TASK LIST.
1. From the forum post about database sessions, return the passage starting at "Date: 2003-01-28 17:33" and ending at "predictable, incremental manner.".
2. In the forum post about database sessions, how high has the number of sessions been confirmed to reach?
3. List every field label that appears in the header of the comment in the forum post about database sessions.

PASSAGE TO READ.
══════════════════════════════

David, this leaves the problem with the exception being
propagated to the client in an unknown state. Now that the
problem is fixed I doubt I can get the database parameters
changed back which means I can't reproduce it anymore.
Any ideas on how to proceed?
----------------------------------------------------------------------
Comment By: Matt Cleveland (groovesoftware)
Date: 2003-01-28 17:33
Message:
Logged In: YES
user_id=85088
Using "select count(*) from v$session" I have seen the test
fail with session counts in the high 120 range, but I have
confirmed that the number of sessions can get at least as
high as 145. Of course I can't confirm that the number of
sessions didn't spike in between my queries to check it
(there are other users on the system), but I was frantically
requerying every couple of seconds and the number seemed
to move in a predictable, incremental manner.

══════════════════════════════

[Records taken from a dataset]

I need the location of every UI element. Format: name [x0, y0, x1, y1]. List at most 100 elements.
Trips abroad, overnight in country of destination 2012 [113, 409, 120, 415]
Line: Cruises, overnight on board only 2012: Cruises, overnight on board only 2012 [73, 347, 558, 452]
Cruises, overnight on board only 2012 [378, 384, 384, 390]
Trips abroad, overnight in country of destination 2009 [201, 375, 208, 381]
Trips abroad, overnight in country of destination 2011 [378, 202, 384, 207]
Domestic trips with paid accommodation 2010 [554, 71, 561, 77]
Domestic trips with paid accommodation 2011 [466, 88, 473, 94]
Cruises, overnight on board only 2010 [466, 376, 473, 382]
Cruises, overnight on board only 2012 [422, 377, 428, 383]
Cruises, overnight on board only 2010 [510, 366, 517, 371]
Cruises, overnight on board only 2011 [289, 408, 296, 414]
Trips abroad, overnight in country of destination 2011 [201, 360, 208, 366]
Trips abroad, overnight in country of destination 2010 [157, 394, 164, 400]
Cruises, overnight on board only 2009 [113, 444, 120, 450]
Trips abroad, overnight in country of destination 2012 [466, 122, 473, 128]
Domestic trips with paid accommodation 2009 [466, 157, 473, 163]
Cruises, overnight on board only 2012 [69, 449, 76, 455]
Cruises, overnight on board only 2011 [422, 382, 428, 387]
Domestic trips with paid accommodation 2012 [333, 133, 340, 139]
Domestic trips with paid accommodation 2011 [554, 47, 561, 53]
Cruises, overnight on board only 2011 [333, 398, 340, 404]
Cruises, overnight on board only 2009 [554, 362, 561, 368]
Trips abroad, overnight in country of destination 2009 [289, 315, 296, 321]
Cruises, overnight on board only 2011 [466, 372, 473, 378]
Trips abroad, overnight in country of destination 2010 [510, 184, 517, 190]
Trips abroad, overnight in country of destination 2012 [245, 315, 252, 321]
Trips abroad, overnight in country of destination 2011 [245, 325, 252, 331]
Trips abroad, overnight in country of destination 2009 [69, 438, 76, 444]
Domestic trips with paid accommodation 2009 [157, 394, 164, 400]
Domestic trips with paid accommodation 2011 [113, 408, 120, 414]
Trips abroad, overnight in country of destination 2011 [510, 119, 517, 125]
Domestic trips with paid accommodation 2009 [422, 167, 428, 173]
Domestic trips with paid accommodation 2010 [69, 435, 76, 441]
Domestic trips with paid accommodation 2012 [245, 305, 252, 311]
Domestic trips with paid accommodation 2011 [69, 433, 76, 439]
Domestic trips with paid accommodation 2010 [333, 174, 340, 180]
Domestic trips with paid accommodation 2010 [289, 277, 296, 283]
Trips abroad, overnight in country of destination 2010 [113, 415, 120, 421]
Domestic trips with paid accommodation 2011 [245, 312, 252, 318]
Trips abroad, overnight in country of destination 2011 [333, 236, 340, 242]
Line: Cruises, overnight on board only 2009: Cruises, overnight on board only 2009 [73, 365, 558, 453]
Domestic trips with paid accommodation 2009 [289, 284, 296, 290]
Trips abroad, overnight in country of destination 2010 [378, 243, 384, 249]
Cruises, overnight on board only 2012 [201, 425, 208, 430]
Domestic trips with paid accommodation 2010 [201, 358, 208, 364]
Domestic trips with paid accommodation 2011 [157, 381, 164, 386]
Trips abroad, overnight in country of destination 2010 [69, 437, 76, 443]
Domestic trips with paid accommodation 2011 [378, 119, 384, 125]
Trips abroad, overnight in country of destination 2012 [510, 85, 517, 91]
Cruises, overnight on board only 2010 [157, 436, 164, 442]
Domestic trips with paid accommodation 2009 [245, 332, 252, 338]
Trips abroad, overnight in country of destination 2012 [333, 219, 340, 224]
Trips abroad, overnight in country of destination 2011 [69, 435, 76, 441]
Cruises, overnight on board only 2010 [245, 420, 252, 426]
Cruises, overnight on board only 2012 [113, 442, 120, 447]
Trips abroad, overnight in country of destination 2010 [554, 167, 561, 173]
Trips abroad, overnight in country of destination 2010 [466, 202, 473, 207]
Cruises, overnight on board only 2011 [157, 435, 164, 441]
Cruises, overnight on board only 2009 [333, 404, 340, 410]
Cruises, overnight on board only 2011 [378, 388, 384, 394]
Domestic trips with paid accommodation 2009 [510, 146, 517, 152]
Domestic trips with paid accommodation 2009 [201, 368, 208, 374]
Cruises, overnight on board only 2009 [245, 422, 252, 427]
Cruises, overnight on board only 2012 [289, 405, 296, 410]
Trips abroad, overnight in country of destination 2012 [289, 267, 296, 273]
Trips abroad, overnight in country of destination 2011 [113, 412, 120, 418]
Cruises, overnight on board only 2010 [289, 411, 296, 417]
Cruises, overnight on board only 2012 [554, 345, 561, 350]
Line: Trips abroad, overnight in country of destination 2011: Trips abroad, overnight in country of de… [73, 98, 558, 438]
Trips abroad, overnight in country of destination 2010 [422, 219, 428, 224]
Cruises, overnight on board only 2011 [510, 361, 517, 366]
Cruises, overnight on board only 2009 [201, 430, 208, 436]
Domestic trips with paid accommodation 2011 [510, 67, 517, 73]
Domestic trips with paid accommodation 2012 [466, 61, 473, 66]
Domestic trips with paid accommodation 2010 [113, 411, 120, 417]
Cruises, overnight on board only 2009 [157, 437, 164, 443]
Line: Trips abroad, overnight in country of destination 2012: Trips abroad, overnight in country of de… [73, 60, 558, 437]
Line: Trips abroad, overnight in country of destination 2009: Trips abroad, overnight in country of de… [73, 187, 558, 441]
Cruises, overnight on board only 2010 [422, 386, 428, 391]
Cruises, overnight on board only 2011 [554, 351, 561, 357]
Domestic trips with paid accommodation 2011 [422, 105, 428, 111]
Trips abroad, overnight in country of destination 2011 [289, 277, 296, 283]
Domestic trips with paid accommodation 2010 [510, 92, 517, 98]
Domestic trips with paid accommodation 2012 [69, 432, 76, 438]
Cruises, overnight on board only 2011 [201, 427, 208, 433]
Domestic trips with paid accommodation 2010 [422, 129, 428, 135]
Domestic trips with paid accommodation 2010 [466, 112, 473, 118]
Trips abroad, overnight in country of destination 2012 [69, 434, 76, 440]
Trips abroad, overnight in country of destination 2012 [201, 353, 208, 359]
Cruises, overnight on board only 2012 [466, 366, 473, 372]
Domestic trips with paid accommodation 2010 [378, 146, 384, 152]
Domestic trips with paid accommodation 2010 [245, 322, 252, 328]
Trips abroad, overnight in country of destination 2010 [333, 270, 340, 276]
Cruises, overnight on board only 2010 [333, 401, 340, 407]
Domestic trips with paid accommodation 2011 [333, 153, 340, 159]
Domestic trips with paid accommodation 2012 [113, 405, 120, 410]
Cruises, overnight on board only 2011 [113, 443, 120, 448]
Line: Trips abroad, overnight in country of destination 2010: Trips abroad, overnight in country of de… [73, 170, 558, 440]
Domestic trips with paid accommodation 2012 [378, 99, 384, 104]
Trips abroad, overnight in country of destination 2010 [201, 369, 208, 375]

══════════════════════════════

RESPONSES TO THE TASKS.
1.
Date: 2003-01-28 17:33
Message:
Logged In: YES
user_id=85088
Using "select count(*) from v$session" I have seen the test
fail with session counts in the high 120 range, but I have
confirmed that the number of sessions can get at least as
high as 145. Of course I can't confirm that the number of
sessions didn't spike in between my queries to check it
(there are other users on the system), but I was frantically
requerying every couple of seconds and the number seemed
to move in a predictable, incremental manner.

2. At least 145.

3.
Comment By
Date
Message
Logged In
user_id